## [REQUIREMENTS]
Reproduce all of the data exactly, with no line skipped.

%%

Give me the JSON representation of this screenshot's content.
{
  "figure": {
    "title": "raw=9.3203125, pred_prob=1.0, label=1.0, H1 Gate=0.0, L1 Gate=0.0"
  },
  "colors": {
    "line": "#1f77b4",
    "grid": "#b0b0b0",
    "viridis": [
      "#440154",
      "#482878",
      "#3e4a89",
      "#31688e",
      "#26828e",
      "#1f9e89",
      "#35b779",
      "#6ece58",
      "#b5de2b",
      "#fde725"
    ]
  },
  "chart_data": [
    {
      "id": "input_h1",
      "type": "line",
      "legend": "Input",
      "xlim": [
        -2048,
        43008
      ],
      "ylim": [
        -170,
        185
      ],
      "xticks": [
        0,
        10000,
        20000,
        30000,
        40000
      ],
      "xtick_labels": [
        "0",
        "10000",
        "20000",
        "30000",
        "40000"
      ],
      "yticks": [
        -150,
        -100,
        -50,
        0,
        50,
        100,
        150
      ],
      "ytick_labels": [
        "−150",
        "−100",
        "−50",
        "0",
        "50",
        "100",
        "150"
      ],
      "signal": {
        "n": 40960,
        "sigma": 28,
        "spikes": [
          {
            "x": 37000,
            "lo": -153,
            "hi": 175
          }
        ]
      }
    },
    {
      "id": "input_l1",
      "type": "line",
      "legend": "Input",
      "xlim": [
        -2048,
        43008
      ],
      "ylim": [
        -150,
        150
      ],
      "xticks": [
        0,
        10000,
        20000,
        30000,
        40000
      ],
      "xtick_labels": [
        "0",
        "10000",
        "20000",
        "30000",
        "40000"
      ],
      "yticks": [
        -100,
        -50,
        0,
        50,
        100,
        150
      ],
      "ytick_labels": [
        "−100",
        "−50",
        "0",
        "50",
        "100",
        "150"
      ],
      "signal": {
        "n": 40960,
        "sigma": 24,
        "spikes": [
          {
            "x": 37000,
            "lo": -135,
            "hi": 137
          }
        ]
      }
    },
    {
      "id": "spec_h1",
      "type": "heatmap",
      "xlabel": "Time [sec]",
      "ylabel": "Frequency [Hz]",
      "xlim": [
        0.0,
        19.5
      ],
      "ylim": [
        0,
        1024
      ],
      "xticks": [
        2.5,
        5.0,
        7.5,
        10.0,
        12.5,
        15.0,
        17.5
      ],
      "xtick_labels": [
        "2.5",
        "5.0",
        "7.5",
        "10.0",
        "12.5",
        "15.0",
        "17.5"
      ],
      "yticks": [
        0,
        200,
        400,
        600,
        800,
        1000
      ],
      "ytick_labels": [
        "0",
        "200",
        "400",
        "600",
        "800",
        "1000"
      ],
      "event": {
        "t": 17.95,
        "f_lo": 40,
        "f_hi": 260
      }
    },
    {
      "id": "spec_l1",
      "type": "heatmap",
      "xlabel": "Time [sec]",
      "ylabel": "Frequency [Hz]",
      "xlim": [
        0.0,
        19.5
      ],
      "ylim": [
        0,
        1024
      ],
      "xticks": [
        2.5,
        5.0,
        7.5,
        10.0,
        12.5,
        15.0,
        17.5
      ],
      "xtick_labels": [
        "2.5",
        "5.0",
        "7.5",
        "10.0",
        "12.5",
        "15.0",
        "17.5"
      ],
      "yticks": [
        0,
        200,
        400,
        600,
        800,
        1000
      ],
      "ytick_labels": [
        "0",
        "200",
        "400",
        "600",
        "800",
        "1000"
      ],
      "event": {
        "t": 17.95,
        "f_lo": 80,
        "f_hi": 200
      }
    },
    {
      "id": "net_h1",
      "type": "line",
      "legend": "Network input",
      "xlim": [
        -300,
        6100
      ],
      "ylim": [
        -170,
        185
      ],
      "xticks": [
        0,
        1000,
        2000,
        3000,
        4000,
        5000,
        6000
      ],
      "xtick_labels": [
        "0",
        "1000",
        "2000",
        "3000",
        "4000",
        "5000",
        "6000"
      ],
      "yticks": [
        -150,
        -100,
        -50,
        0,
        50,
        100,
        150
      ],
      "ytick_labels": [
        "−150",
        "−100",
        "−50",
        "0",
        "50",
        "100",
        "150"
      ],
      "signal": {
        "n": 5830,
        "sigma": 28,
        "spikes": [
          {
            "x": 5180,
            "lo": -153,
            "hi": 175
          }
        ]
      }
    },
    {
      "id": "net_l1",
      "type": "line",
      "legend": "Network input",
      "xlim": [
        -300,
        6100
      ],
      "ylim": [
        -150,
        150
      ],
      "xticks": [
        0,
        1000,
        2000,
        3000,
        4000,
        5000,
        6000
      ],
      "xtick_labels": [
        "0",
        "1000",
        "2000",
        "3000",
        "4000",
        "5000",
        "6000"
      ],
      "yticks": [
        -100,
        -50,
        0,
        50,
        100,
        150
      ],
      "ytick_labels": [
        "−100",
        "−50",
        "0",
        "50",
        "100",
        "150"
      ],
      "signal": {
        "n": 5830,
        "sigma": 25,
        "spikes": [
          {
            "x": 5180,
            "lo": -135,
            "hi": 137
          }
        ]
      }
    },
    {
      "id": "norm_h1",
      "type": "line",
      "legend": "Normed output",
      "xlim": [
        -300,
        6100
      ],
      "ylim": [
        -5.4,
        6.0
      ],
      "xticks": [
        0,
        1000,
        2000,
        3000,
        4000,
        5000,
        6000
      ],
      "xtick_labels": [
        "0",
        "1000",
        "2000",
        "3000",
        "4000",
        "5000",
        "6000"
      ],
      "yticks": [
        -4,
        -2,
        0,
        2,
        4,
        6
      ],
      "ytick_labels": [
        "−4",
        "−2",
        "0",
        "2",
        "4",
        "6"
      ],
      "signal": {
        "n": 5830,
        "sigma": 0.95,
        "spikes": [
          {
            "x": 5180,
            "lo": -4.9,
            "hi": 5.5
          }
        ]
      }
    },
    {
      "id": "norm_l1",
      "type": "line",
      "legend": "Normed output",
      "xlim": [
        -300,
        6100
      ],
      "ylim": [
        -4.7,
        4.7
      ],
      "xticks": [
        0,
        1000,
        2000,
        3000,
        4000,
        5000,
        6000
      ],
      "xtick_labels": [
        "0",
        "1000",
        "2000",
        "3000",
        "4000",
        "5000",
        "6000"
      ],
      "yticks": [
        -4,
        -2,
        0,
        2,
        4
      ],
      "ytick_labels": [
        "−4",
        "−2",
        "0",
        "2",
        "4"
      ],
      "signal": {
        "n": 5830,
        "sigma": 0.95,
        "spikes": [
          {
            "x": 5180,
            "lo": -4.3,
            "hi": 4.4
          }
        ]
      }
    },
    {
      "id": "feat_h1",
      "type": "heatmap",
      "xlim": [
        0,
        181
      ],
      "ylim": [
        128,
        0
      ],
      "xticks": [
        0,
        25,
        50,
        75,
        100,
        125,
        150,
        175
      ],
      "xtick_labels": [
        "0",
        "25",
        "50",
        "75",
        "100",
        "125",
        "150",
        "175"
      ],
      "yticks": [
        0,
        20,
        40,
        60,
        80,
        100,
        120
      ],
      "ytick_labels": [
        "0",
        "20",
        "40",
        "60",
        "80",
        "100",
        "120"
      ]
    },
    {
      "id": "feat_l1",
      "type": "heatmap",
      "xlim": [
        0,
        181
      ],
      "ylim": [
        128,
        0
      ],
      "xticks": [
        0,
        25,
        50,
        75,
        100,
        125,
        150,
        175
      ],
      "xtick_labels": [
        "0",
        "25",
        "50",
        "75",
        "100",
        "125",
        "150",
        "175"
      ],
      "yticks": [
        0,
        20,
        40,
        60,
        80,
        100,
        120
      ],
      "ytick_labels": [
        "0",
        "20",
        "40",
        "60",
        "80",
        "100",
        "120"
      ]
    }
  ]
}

%%

## [OUTPUT OF THE EXERCISE]
Give me the JSON representation of this screenshot's content.
{
  "figure": {
    "title": "raw=9.3203125, pred_prob=1.0, label=1.0, H1 Gate=0.0, L1 Gate=0.0"
  },
  "colors": {
    "line": "#1f77b4",
    "grid": "#b0b0b0",
    "viridis": [
      "#440154",
      "#482878",
      "#3e4a89",
      "#31688e",
      "#26828e",
      "#1f9e89",
      "#35b779",
      "#6ece58",
      "#b5de2b",
      "#fde725"
    ]
  },
  "chart_data": [
    {
      "id": "input_h1",
      "type": "line",
      "legend": "Input",
      "xlim": [
        -2048,
        43008
      ],
      "ylim": [
        -170,
        185
      ],
      "xticks": [
        0,
        10000,
        20000,
        30000,
        40000
      ],
      "xtick_labels": [
        "0",
        "10000",
        "20000",
        "30000",
        "40000"
      ],
      "yticks": [
        -150,
        -100,
        -50,
        0,
        50,
        100,
        150
      ],
      "ytick_labels": [
        "−150",
        "−100",
        "−50",
        "0",
        "50",
        "100",
        "150"
      ],
      "signal": {
        "n": 40960,
        "sigma": 28,
        "spikes": [
          {
            "x": 37000,
            "lo": -153,
            "hi": 175
          }
        ]
      }
    },
    {
      "id": "input_l1",
      "type": "line",
      "legend": "Input",
      "xlim": [
        -2048,
        43008
      ],
      "ylim": [
        -150,
        150
      ],
      "xticks": [
        0,
        10000,
        20000,
        30000,
        40000
      ],
      "xtick_labels": [
        "0",
        "10000",
        "20000",
        "30000",
        "40000"
      ],
      "yticks": [
        -100,
        -50,
        0,
        50,
        100,
        150
      ],
      "ytick_labels": [
        "−100",
        "−50",
        "0",
        "50",
        "100",
        "150"
      ],
      "signal": {
        "n": 40960,
        "sigma": 24,
        "spikes": [
          {
            "x": 37000,
            "lo": -135,
            "hi": 137
          }
        ]
      }
    },
    {
      "id": "spec_h1",
      "type": "heatmap",
      "xlabel": "Time [sec]",
      "ylabel": "Frequency [Hz]",
      "xlim": [
        0.0,
        19.5
      ],
      "ylim": [
        0,
        1024
      ],
      "xticks": [
        2.5,
        5.0,
        7.5,
        10.0,
        12.5,
        15.0,
        17.5
      ],
      "xtick_labels": [
        "2.5",
        "5.0",
        "7.5",
        "10.0",
        "12.5",
        "15.0",
        "17.5"
      ],
      "yticks": [
        0,
        200,
        400,
        600,
        800,
        1000
      ],
      "ytick_labels": [
        "0",
        "200",
        "400",
        "600",
        "800",
        "1000"
      ],
      "event": {
        "t": 17.95,
        "f_lo": 40,
        "f_hi": 260
      }
    },
    {
      "id": "spec_l1",
      "type": "heatmap",
      "xlabel": "Time [sec]",
      "ylabel": "Frequency [Hz]",
      "xlim": [
        0.0,
        19.5
      ],
      "ylim": [
        0,
        1024
      ],
      "xticks": [
        2.5,
        5.0,
        7.5,
        10.0,
        12.5,
        15.0,
        17.5
      ],
      "xtick_labels": [
        "2.5",
        "5.0",
        "7.5",
        "10.0",
        "12.5",
        "15.0",
        "17.5"
      ],
      "yticks": [
        0,
        200,
        400,
        600,
        800,
        1000
      ],
      "ytick_labels": [
        "0",
        "200",
        "400",
        "600",
        "800",
        "1000"
      ],
      "event": {
        "t": 17.95,
        "f_lo": 80,
        "f_hi": 200
      }
    },
    {
      "id": "net_h1",
      "type": "line",
      "legend": "Network input",
      "xlim": [
        -300,
        6100
      ],
      "ylim": [
        -170,
        185
      ],
      "xticks": [
        0,
        1000,
        2000,
        3000,
        4000,
        5000,
        6000
      ],
      "xtick_labels": [
        "0",
        "1000",
        "2000",
        "3000",
        "4000",
        "5000",
        "6000"
      ],
      "yticks": [
        -150,
        -100,
        -50,
        0,
        50,
        100,
        150
      ],
      "ytick_labels": [
        "−150",
        "−100",
        "−50",
        "0",
        "50",
        "100",
        "150"
      ],
      "signal": {
        "n": 5830,
        "sigma": 28,
        "spikes": [
          {
            "x": 5180,
            "lo": -153,
            "hi": 175
          }
        ]
      }
    },
    {
      "id": "net_l1",
      "type": "line",
      "legend": "Network input",
      "xlim": [
        -300,
        6100
      ],
      "ylim": [
        -150,
        150
      ],
      "xticks": [
        0,
        1000,
        2000,
        3000,
        4000,
        5000,
        6000
      ],
      "xtick_labels": [
        "0",
        "1000",
        "2000",
        "3000",
        "4000",
        "5000",
        "6000"
      ],
      "yticks": [
        -100,
        -50,
        0,
        50,
        100,
        150
      ],
      "ytick_labels": [
        "−100",
        "−50",
        "0",
        "50",
        "100",
        "150"
      ],
      "signal": {
        "n": 5830,
        "sigma": 25,
        "spikes": [
          {
            "x": 5180,
            "lo": -135,
            "hi": 137
          }
        ]
      }
    },
    {
      "id": "norm_h1",
      "type": "line",
      "legend": "Normed output",
      "xlim": [
        -300,
        6100
      ],
      "ylim": [
        -5.4,
        6.0
      ],
      "xticks": [
        0,
        1000,
        2000,
        3000,
        4000,
        5000,
        6000
      ],
      "xtick_labels": [
        "0",
        "1000",
        "2000",
        "3000",
        "4000",
        "5000",
        "6000"
      ],
      "yticks": [
        -4,
        -2,
        0,
        2,
        4,
        6
      ],
      "ytick_labels": [
        "−4",
        "−2",
        "0",
        "2",
        "4",
        "6"
      ],
      "signal": {
        "n": 5830,
        "sigma": 0.95,
        "spikes": [
          {
            "x": 5180,
            "lo": -4.9,
            "hi": 5.5
          }
        ]
      }
    },
    {
      "id": "norm_l1",
      "type": "line",
      "legend": "Normed output",
      "xlim": [
        -300,
        6100
      ],
      "ylim": [
        -4.7,
        4.7
      ],
      "xticks": [
        0,
        1000,
        2000,
        3000,
        4000,
        5000,
        6000
      ],
      "xtick_labels": [
        "0",
        "1000",
        "2000",
        "3000",
        "4000",
        "5000",
        "6000"
      ],
      "yticks": [
        -4,
        -2,
        0,
        2,
        4
      ],
      "ytick_labels": [
        "−4",
        "−2",
        "0",
        "2",
        "4"
      ],
      "signal": {
        "n": 5830,
        "sigma": 0.95,
        "spikes": [
          {
            "x": 5180,
            "lo": -4.3,
            "hi": 4.4
          }
        ]
      }
    },
    {
      "id": "feat_h1",
      "type": "heatmap",
      "xlim": [
        0,
        181
      ],
      "ylim": [
        128,
        0
      ],
      "xticks": [
        0,
        25,
        50,
        75,
        100,
        125,
        150,
        175
      ],
      "xtick_labels": [
        "0",
        "25",
        "50",
        "75",
        "100",
        "125",
        "150",
        "175"
      ],
      "yticks": [
        0,
        20,
        40,
        60,
        80,
        100,
        120
      ],
      "ytick_labels": [
        "0",
        "20",
        "40",
        "60",
        "80",
        "100",
        "120"
      ]
    },
    {
      "id": "feat_l1",
      "type": "heatmap",
      "xlim": [
        0,
        181
      ],
      "ylim": [
        128,
        0
      ],
      "xticks": [
        0,
        25,
        50,
        75,
        100,
        125,
        150,
        175
      ],
      "xtick_labels": [
        "0",
        "25",
        "50",
        "75",
        "100",
        "125",
        "150",
        "175"
      ],
      "yticks": [
        0,
        20,
        40,
        60,
        80,
        100,
        120
      ],
      "ytick_labels": [
        "0",
        "20",
        "40",
        "60",
        "80",
        "100",
        "120"
      ]
    }
  ]
}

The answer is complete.